▶ [Instruction] Every record here should be printed again exactly.

▶ [Excerpted records]
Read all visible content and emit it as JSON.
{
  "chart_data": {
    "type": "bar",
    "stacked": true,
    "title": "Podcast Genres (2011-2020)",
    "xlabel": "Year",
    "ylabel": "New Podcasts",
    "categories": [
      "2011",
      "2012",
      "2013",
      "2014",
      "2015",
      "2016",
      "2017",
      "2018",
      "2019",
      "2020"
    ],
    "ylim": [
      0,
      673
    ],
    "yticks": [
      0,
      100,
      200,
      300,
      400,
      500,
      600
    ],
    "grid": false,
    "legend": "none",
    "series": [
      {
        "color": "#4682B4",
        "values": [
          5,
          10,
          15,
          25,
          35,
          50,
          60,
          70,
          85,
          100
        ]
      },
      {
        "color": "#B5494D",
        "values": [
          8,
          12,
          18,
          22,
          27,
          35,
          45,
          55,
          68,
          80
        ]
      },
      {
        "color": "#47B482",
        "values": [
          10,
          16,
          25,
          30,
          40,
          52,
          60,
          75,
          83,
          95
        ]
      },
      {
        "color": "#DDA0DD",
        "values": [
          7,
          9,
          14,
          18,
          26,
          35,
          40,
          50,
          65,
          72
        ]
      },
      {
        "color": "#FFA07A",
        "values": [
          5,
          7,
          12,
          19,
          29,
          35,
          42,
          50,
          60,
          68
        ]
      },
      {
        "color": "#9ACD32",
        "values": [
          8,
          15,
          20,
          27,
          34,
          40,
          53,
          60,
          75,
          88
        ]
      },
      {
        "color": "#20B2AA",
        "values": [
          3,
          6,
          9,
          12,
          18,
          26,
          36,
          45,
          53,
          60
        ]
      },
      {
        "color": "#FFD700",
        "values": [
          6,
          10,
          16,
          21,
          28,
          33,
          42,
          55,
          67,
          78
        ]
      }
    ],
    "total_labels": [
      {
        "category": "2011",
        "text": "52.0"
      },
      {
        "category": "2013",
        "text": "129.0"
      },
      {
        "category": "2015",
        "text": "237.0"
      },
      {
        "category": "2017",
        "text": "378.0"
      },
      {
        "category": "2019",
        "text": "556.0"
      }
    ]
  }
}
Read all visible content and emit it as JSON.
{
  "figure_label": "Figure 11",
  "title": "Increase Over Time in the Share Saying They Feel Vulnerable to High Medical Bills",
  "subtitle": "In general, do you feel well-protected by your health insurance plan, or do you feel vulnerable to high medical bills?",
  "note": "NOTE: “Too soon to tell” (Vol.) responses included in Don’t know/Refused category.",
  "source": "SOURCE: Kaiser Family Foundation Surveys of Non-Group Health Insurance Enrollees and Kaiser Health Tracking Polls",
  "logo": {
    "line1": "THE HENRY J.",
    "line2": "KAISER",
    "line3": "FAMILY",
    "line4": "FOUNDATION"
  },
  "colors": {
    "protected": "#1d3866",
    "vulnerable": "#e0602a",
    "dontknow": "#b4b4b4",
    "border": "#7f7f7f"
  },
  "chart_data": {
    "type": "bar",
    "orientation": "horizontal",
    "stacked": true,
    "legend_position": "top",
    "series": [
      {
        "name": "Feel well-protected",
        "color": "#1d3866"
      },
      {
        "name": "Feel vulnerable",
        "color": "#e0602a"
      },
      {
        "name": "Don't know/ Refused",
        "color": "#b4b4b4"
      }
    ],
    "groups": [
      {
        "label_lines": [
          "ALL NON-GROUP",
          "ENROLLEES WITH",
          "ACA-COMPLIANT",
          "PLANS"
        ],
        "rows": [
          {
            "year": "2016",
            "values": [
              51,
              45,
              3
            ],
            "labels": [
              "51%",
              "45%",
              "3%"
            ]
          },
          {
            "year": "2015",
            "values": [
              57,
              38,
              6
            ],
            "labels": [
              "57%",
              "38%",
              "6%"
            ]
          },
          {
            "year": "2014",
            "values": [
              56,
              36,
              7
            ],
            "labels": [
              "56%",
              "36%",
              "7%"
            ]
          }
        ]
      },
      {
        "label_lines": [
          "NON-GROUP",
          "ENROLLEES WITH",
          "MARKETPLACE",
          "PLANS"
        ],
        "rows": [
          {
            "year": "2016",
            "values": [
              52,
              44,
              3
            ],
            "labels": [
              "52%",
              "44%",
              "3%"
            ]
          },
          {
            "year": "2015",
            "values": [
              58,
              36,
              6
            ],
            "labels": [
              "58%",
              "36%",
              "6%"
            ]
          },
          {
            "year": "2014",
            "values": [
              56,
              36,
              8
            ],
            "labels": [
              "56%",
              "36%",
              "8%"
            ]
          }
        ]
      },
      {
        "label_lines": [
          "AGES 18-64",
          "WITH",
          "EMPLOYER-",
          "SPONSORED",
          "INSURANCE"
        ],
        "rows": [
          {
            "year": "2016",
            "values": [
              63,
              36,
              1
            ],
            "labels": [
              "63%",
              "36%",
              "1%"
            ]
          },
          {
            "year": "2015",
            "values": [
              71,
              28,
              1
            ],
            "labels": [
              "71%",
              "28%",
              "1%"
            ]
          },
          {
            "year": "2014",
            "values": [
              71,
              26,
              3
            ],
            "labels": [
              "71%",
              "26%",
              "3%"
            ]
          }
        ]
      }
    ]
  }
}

▶ [Response to this exercise]
Read all visible content and emit it as JSON.
{
  "chart_data": {
    "type": "bar",
    "stacked": true,
    "title": "Podcast Genres (2011-2020)",
    "xlabel": "Year",
    "ylabel": "New Podcasts",
    "categories": [
      "2011",
      "2012",
      "2013",
      "2014",
      "2015",
      "2016",
      "2017",
      "2018",
      "2019",
      "2020"
    ],
    "ylim": [
      0,
      673
    ],
    "yticks": [
      0,
      100,
      200,
      300,
      400,
      500,
      600
    ],
    "grid": false,
    "legend": "none",
    "series": [
      {
        "color": "#4682B4",
        "values": [
          5,
          10,
          15,
          25,
          35,
          50,
          60,
          70,
          85,
          100
        ]
      },
      {
        "color": "#B5494D",
        "values": [
          8,
          12,
          18,
          22,
          27,
          35,
          45,
          55,
          68,
          80
        ]
      },
      {
        "color": "#47B482",
        "values": [
          10,
          16,
          25,
          30,
          40,
          52,
          60,
          75,
          83,
          95
        ]
      },
      {
        "color": "#DDA0DD",
        "values": [
          7,
          9,
          14,
          18,
          26,
          35,
          40,
          50,
          65,
          72
        ]
      },
      {
        "color": "#FFA07A",
        "values": [
          5,
          7,
          12,
          19,
          29,
          35,
          42,
          50,
          60,
          68
        ]
      },
      {
        "color": "#9ACD32",
        "values": [
          8,
          15,
          20,
          27,
          34,
          40,
          53,
          60,
          75,
          88
        ]
      },
      {
        "color": "#20B2AA",
        "values": [
          3,
          6,
          9,
          12,
          18,
          26,
          36,
          45,
          53,
          60
        ]
      },
      {
        "color": "#FFD700",
        "values": [
          6,
          10,
          16,
          21,
          28,
          33,
          42,
          55,
          67,
          78
        ]
      }
    ],
    "total_labels": [
      {
        "category": "2011",
        "text": "52.0"
      },
      {
        "category": "2013",
        "text": "129.0"
      },
      {
        "category": "2015",
        "text": "237.0"
      },
      {
        "category": "2017",
        "text": "378.0"
      },
      {
        "category": "2019",
        "text": "556.0"
      }
    ]
  }
}
Read all visible content and emit it as JSON.
{
  "figure_label": "Figure 11",
  "title": "Increase Over Time in the Share Saying They Feel Vulnerable to High Medical Bills",
  "subtitle": "In general, do you feel well-protected by your health insurance plan, or do you feel vulnerable to high medical bills?",
  "note": "NOTE: “Too soon to tell” (Vol.) responses included in Don’t know/Refused category.",
  "source": "SOURCE: Kaiser Family Foundation Surveys of Non-Group Health Insurance Enrollees and Kaiser Health Tracking Polls",
  "logo": {
    "line1": "THE HENRY J.",
    "line2": "KAISER",
    "line3": "FAMILY",
    "line4": "FOUNDATION"
  },
  "colors": {
    "protected": "#1d3866",
    "vulnerable": "#e0602a",
    "dontknow": "#b4b4b4",
    "border": "#7f7f7f"
  },
  "chart_data": {
    "type": "bar",
    "orientation": "horizontal",
    "stacked": true,
    "legend_position": "top",
    "series": [
      {
        "name": "Feel well-protected",
        "color": "#1d3866"
      },
      {
        "name": "Feel vulnerable",
        "color": "#e0602a"
      },
      {
        "name": "Don't know/ Refused",
        "color": "#b4b4b4"
      }
    ],
    "groups": [
      {
        "label_lines": [
          "ALL NON-GROUP",
          "ENROLLEES WITH",
          "ACA-COMPLIANT",
          "PLANS"
        ],
        "rows": [
          {
            "year": "2016",
            "values": [
              51,
              45,
              3
            ],
            "labels": [
              "51%",
              "45%",
              "3%"
            ]
          },
          {
            "year": "2015",
            "values": [
              57,
              38,
              6
            ],
            "labels": [
              "57%",
              "38%",
              "6%"
            ]
          },
          {
            "year": "2014",
            "values": [
              56,
              36,
              7
            ],
            "labels": [
              "56%",
              "36%",
              "7%"
            ]
          }
        ]
      },
      {
        "label_lines": [
          "NON-GROUP",
          "ENROLLEES WITH",
          "MARKETPLACE",
          "PLANS"
        ],
        "rows": [
          {
            "year": "2016",
            "values": [
              52,
              44,
              3
            ],
            "labels": [
              "52%",
              "44%",
              "3%"
            ]
          },
          {
            "year": "2015",
            "values": [
              58,
              36,
              6
            ],
            "labels": [
              "58%",
              "36%",
              "6%"
            ]
          },
          {
            "year": "2014",
            "values": [
              56,
              36,
              8
            ],
            "labels": [
              "56%",
              "36%",
              "8%"
            ]
          }
        ]
      },
      {
        "label_lines": [
          "AGES 18-64",
          "WITH",
          "EMPLOYER-",
          "SPONSORED",
          "INSURANCE"
        ],
        "rows": [
          {
            "year": "2016",
            "values": [
              63,
              36,
              1
            ],
            "labels": [
              "63%",
              "36%",
              "1%"
            ]
          },
          {
            "year": "2015",
            "values": [
              71,
              28,
              1
            ],
            "labels": [
              "71%",
              "28%",
              "1%"
            ]
          },
          {
            "year": "2014",
            "values": [
              71,
              26,
              3
            ],
            "labels": [
              "71%",
              "26%",
              "3%"
            ]
          }
        ]
      }
    ]
  }
}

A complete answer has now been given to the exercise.